» Dataset records

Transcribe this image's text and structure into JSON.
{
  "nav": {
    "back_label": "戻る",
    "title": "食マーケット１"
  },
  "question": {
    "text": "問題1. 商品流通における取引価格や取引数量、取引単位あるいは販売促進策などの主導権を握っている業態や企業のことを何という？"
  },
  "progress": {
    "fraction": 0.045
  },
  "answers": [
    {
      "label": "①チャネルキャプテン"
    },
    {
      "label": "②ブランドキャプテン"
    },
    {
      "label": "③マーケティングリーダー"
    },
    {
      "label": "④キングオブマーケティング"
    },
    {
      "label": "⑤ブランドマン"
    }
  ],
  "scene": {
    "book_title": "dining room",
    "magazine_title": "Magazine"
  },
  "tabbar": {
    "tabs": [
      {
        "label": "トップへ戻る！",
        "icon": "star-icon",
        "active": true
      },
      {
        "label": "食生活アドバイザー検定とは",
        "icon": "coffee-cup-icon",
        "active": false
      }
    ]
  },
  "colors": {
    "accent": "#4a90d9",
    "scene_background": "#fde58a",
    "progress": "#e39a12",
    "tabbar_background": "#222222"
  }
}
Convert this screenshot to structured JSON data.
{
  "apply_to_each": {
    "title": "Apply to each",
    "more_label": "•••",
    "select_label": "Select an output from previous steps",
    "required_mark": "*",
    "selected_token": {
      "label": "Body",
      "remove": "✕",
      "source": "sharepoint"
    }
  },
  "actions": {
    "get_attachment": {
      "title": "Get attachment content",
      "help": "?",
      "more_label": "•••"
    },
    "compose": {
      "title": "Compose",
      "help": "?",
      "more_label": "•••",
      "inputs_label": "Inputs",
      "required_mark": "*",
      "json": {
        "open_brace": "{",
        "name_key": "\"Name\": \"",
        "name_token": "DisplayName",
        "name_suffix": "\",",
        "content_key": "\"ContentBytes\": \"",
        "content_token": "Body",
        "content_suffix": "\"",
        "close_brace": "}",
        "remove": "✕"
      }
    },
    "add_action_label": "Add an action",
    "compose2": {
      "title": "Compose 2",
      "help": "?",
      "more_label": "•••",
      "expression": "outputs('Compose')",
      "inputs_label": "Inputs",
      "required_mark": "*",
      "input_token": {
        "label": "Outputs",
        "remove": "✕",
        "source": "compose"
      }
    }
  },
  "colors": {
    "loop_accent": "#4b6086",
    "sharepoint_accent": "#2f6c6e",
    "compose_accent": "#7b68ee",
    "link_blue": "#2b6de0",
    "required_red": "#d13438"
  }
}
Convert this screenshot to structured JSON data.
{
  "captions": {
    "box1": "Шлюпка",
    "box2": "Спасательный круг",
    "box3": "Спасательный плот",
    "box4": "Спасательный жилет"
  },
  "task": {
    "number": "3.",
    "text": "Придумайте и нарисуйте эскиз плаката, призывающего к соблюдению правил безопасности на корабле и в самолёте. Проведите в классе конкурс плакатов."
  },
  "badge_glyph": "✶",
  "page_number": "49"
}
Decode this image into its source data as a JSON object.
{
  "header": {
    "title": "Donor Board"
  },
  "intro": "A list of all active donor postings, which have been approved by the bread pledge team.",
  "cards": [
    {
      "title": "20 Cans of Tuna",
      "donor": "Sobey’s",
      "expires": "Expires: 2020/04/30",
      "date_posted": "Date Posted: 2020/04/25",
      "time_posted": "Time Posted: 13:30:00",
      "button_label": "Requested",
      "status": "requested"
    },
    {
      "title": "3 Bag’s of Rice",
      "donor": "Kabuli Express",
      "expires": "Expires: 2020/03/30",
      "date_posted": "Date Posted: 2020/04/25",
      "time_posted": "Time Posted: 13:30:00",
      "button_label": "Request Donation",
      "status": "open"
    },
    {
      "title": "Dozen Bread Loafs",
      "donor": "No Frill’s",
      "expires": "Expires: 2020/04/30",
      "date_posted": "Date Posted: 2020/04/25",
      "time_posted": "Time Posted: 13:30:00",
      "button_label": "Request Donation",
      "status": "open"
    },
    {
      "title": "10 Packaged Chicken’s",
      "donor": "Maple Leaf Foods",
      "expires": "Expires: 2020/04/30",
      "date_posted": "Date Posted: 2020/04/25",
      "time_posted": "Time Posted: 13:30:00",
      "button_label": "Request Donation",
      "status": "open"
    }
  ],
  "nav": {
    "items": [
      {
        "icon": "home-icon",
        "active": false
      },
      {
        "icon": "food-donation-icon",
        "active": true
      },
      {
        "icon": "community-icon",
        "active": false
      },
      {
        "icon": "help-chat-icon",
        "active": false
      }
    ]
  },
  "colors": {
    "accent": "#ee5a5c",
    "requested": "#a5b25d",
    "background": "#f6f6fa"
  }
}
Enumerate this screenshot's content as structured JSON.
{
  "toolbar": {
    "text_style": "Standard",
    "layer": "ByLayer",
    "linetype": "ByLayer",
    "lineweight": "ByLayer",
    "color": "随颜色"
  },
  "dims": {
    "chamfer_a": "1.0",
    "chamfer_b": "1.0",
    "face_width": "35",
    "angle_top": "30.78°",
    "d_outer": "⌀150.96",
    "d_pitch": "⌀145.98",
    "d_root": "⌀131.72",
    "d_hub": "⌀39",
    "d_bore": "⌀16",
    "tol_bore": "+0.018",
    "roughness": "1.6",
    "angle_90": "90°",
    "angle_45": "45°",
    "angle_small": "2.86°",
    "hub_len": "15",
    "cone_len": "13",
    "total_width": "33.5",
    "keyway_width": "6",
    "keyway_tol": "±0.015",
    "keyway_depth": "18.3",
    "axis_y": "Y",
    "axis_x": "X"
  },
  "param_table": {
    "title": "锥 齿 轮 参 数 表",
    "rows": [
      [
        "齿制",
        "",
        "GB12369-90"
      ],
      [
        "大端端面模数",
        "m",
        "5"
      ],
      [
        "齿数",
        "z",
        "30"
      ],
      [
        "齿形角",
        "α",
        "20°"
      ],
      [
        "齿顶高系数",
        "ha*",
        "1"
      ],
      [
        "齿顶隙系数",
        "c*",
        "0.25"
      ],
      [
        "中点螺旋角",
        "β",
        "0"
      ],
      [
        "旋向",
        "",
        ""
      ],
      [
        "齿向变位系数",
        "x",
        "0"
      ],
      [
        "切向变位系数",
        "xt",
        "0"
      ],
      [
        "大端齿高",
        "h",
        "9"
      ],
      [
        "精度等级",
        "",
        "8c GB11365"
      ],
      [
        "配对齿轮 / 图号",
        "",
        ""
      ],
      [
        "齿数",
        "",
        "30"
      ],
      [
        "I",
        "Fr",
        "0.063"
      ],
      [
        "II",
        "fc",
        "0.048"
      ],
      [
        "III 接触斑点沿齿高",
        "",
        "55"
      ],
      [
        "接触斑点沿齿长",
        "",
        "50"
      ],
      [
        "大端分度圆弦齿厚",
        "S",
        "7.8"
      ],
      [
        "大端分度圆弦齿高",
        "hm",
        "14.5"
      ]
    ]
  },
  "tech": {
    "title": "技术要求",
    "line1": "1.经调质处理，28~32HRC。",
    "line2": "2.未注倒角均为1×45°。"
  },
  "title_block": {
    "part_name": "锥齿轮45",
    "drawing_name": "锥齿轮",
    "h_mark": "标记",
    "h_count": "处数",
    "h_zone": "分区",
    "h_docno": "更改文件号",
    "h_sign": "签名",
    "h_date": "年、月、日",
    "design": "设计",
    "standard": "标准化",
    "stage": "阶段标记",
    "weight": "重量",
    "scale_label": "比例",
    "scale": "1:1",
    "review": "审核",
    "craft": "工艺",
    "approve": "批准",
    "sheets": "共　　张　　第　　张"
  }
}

» To do
Each line above is to be repeated exactly.

» Answer to this task
Transcribe this image's text and structure into JSON.
{
  "nav": {
    "back_label": "戻る",
    "title": "食マーケット１"
  },
  "question": {
    "text": "問題1. 商品流通における取引価格や取引数量、取引単位あるいは販売促進策などの主導権を握っている業態や企業のことを何という？"
  },
  "progress": {
    "fraction": 0.045
  },
  "answers": [
    {
      "label": "①チャネルキャプテン"
    },
    {
      "label": "②ブランドキャプテン"
    },
    {
      "label": "③マーケティングリーダー"
    },
    {
      "label": "④キングオブマーケティング"
    },
    {
      "label": "⑤ブランドマン"
    }
  ],
  "scene": {
    "book_title": "dining room",
    "magazine_title": "Magazine"
  },
  "tabbar": {
    "tabs": [
      {
        "label": "トップへ戻る！",
        "icon": "star-icon",
        "active": true
      },
      {
        "label": "食生活アドバイザー検定とは",
        "icon": "coffee-cup-icon",
        "active": false
      }
    ]
  },
  "colors": {
    "accent": "#4a90d9",
    "scene_background": "#fde58a",
    "progress": "#e39a12",
    "tabbar_background": "#222222"
  }
}
Convert this screenshot to structured JSON data.
{
  "apply_to_each": {
    "title": "Apply to each",
    "more_label": "•••",
    "select_label": "Select an output from previous steps",
    "required_mark": "*",
    "selected_token": {
      "label": "Body",
      "remove": "✕",
      "source": "sharepoint"
    }
  },
  "actions": {
    "get_attachment": {
      "title": "Get attachment content",
      "help": "?",
      "more_label": "•••"
    },
    "compose": {
      "title": "Compose",
      "help": "?",
      "more_label": "•••",
      "inputs_label": "Inputs",
      "required_mark": "*",
      "json": {
        "open_brace": "{",
        "name_key": "\"Name\": \"",
        "name_token": "DisplayName",
        "name_suffix": "\",",
        "content_key": "\"ContentBytes\": \"",
        "content_token": "Body",
        "content_suffix": "\"",
        "close_brace": "}",
        "remove": "✕"
      }
    },
    "add_action_label": "Add an action",
    "compose2": {
      "title": "Compose 2",
      "help": "?",
      "more_label": "•••",
      "expression": "outputs('Compose')",
      "inputs_label": "Inputs",
      "required_mark": "*",
      "input_token": {
        "label": "Outputs",
        "remove": "✕",
        "source": "compose"
      }
    }
  },
  "colors": {
    "loop_accent": "#4b6086",
    "sharepoint_accent": "#2f6c6e",
    "compose_accent": "#7b68ee",
    "link_blue": "#2b6de0",
    "required_red": "#d13438"
  }
}
Convert this screenshot to structured JSON data.
{
  "captions": {
    "box1": "Шлюпка",
    "box2": "Спасательный круг",
    "box3": "Спасательный плот",
    "box4": "Спасательный жилет"
  },
  "task": {
    "number": "3.",
    "text": "Придумайте и нарисуйте эскиз плаката, призывающего к соблюдению правил безопасности на корабле и в самолёте. Проведите в классе конкурс плакатов."
  },
  "badge_glyph": "✶",
  "page_number": "49"
}
Decode this image into its source data as a JSON object.
{
  "header": {
    "title": "Donor Board"
  },
  "intro": "A list of all active donor postings, which have been approved by the bread pledge team.",
  "cards": [
    {
      "title": "20 Cans of Tuna",
      "donor": "Sobey’s",
      "expires": "Expires: 2020/04/30",
      "date_posted": "Date Posted: 2020/04/25",
      "time_posted": "Time Posted: 13:30:00",
      "button_label": "Requested",
      "status": "requested"
    },
    {
      "title": "3 Bag’s of Rice",
      "donor": "Kabuli Express",
      "expires": "Expires: 2020/03/30",
      "date_posted": "Date Posted: 2020/04/25",
      "time_posted": "Time Posted: 13:30:00",
      "button_label": "Request Donation",
      "status": "open"
    },
    {
      "title": "Dozen Bread Loafs",
      "donor": "No Frill’s",
      "expires": "Expires: 2020/04/30",
      "date_posted": "Date Posted: 2020/04/25",
      "time_posted": "Time Posted: 13:30:00",
      "button_label": "Request Donation",
      "status": "open"
    },
    {
      "title": "10 Packaged Chicken’s",
      "donor": "Maple Leaf Foods",
      "expires": "Expires: 2020/04/30",
      "date_posted": "Date Posted: 2020/04/25",
      "time_posted": "Time Posted: 13:30:00",
      "button_label": "Request Donation",
      "status": "open"
    }
  ],
  "nav": {
    "items": [
      {
        "icon": "home-icon",
        "active": false
      },
      {
        "icon": "food-donation-icon",
        "active": true
      },
      {
        "icon": "community-icon",
        "active": false
      },
      {
        "icon": "help-chat-icon",
        "active": false
      }
    ]
  },
  "colors": {
    "accent": "#ee5a5c",
    "requested": "#a5b25d",
    "background": "#f6f6fa"
  }
}
Enumerate this screenshot's content as structured JSON.
{
  "toolbar": {
    "text_style": "Standard",
    "layer": "ByLayer",
    "linetype": "ByLayer",
    "lineweight": "ByLayer",
    "color": "随颜色"
  },
  "dims": {
    "chamfer_a": "1.0",
    "chamfer_b": "1.0",
    "face_width": "35",
    "angle_top": "30.78°",
    "d_outer": "⌀150.96",
    "d_pitch": "⌀145.98",
    "d_root": "⌀131.72",
    "d_hub": "⌀39",
    "d_bore": "⌀16",
    "tol_bore": "+0.018",
    "roughness": "1.6",
    "angle_90": "90°",
    "angle_45": "45°",
    "angle_small": "2.86°",
    "hub_len": "15",
    "cone_len": "13",
    "total_width": "33.5",
    "keyway_width": "6",
    "keyway_tol": "±0.015",
    "keyway_depth": "18.3",
    "axis_y": "Y",
    "axis_x": "X"
  },
  "param_table": {
    "title": "锥 齿 轮 参 数 表",
    "rows": [
      [
        "齿制",
        "",
        "GB12369-90"
      ],
      [
        "大端端面模数",
        "m",
        "5"
      ],
      [
        "齿数",
        "z",
        "30"
      ],
      [
        "齿形角",
        "α",
        "20°"
      ],
      [
        "齿顶高系数",
        "ha*",
        "1"
      ],
      [
        "齿顶隙系数",
        "c*",
        "0.25"
      ],
      [
        "中点螺旋角",
        "β",
        "0"
      ],
      [
        "旋向",
        "",
        ""
      ],
      [
        "齿向变位系数",
        "x",
        "0"
      ],
      [
        "切向变位系数",
        "xt",
        "0"
      ],
      [
        "大端齿高",
        "h",
        "9"
      ],
      [
        "精度等级",
        "",
        "8c GB11365"
      ],
      [
        "配对齿轮 / 图号",
        "",
        ""
      ],
      [
        "齿数",
        "",
        "30"
      ],
      [
        "I",
        "Fr",
        "0.063"
      ],
      [
        "II",
        "fc",
        "0.048"
      ],
      [
        "III 接触斑点沿齿高",
        "",
        "55"
      ],
      [
        "接触斑点沿齿长",
        "",
        "50"
      ],
      [
        "大端分度圆弦齿厚",
        "S",
        "7.8"
      ],
      [
        "大端分度圆弦齿高",
        "hm",
        "14.5"
      ]
    ]
  },
  "tech": {
    "title": "技术要求",
    "line1": "1.经调质处理，28~32HRC。",
    "line2": "2.未注倒角均为1×45°。"
  },
  "title_block": {
    "part_name": "锥齿轮45",
    "drawing_name": "锥齿轮",
    "h_mark": "标记",
    "h_count": "处数",
    "h_zone": "分区",
    "h_docno": "更改文件号",
    "h_sign": "签名",
    "h_date": "年、月、日",
    "design": "设计",
    "standard": "标准化",
    "stage": "阶段标记",
    "weight": "重量",
    "scale_label": "比例",
    "scale": "1:1",
    "review": "审核",
    "craft": "工艺",
    "approve": "批准",
    "sheets": "共　　张　　第　　张"
  }
}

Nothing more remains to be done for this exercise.